__To be done__
Go through the listing and copy each line with the string "medium".

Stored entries
»»
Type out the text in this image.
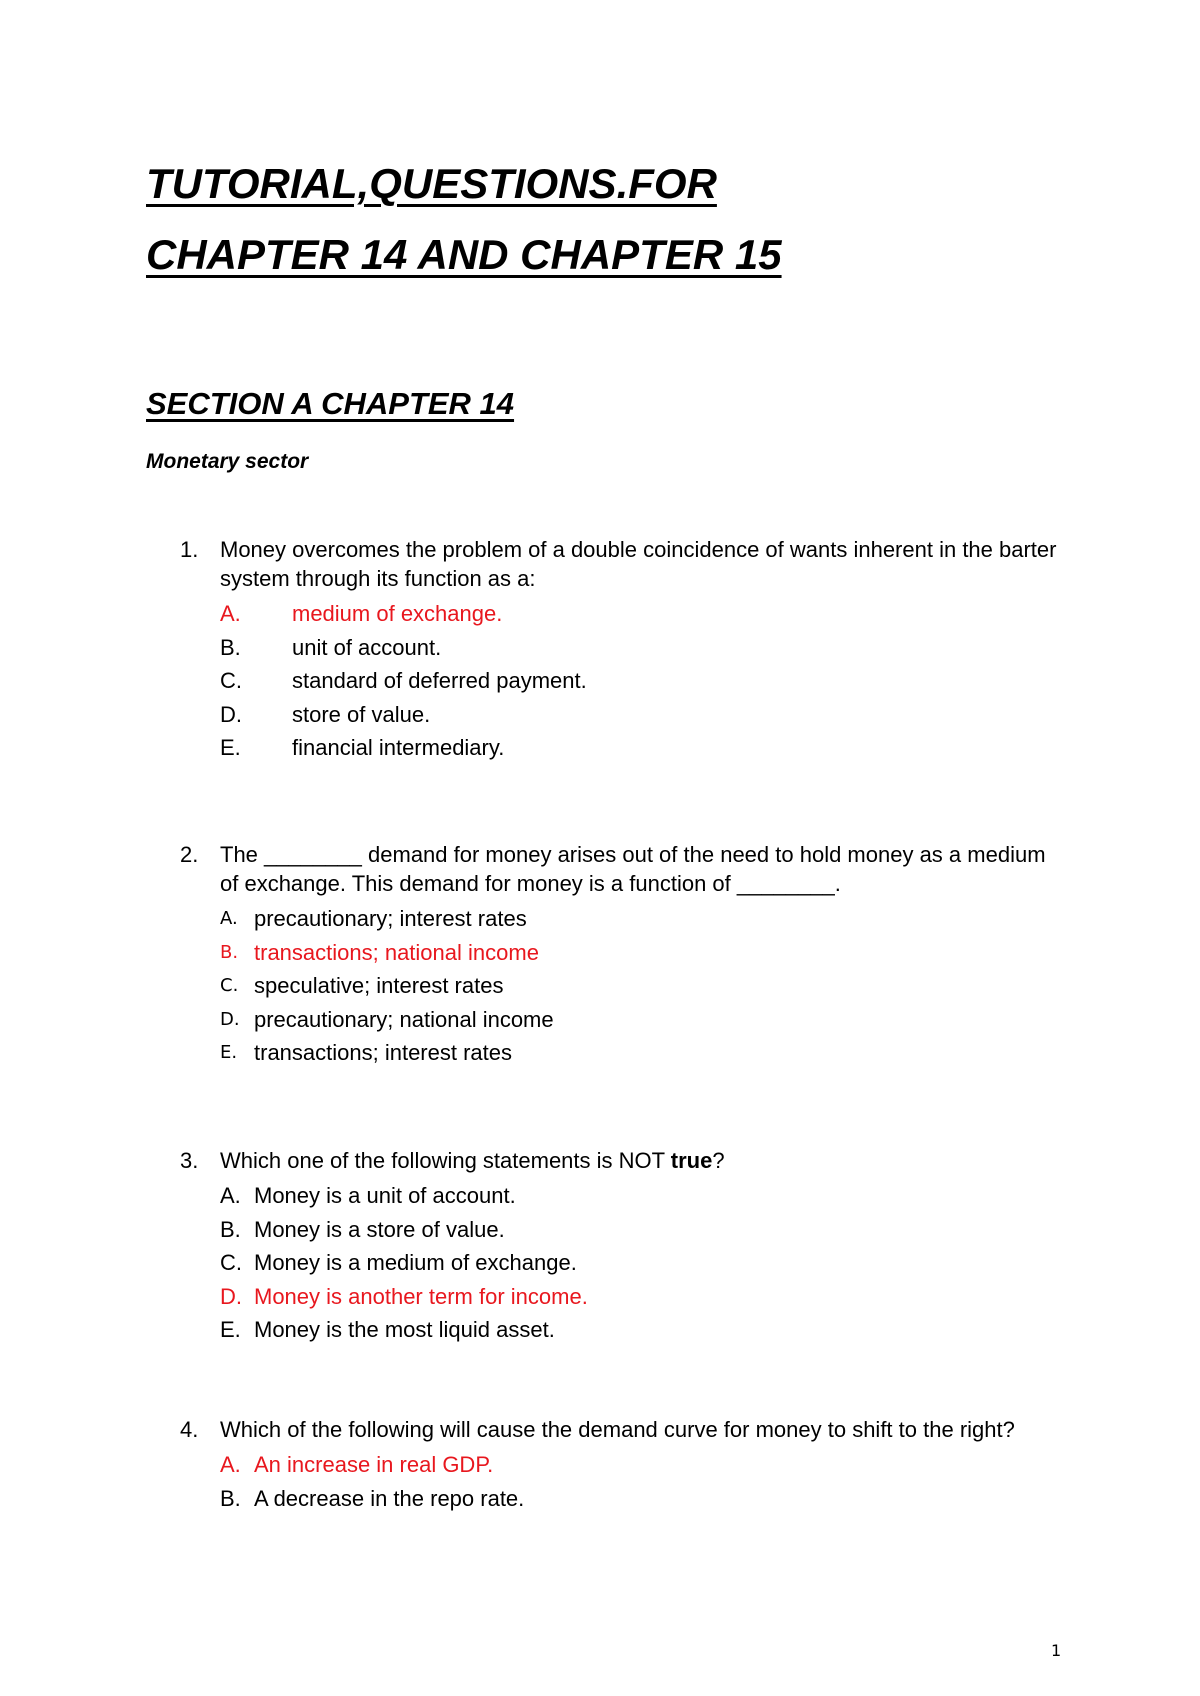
TUTORIAL,QUESTIONS.FOR
CHAPTER 14 AND CHAPTER 15
SECTION A CHAPTER 14

Monetary sector

1. Money overcomes the problem of a double coincidence of wants inherent in the barter system through its function as a:
A.	medium of exchange.
B.	unit of account.
C.	standard of deferred payment.
D.	store of value.
E.	financial intermediary.
2. The ________ demand for money arises out of the need to hold money as a medium of exchange. This demand for money is a function of ________.
A. precautionary; interest rates
B. transactions; national income
C. speculative; interest rates
D. precautionary; national income
E. transactions; interest rates
3. Which one of the following statements is NOT true?
A. Money is a unit of account.
B. Money is a store of value.
C. Money is a medium of exchange.
D. Money is another term for income.
E. Money is the most liquid asset.
4. Which of the following will cause the demand curve for money to shift to the right?
A. An increase in real GDP.
B. A decrease in the repo rate.
1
««
__Response to the task__
A.	medium of exchange.
2. The ________ demand for money arises out of the need to hold money as a medium of exchange. This demand for money is a function of ________.
C. Money is a medium of exchange.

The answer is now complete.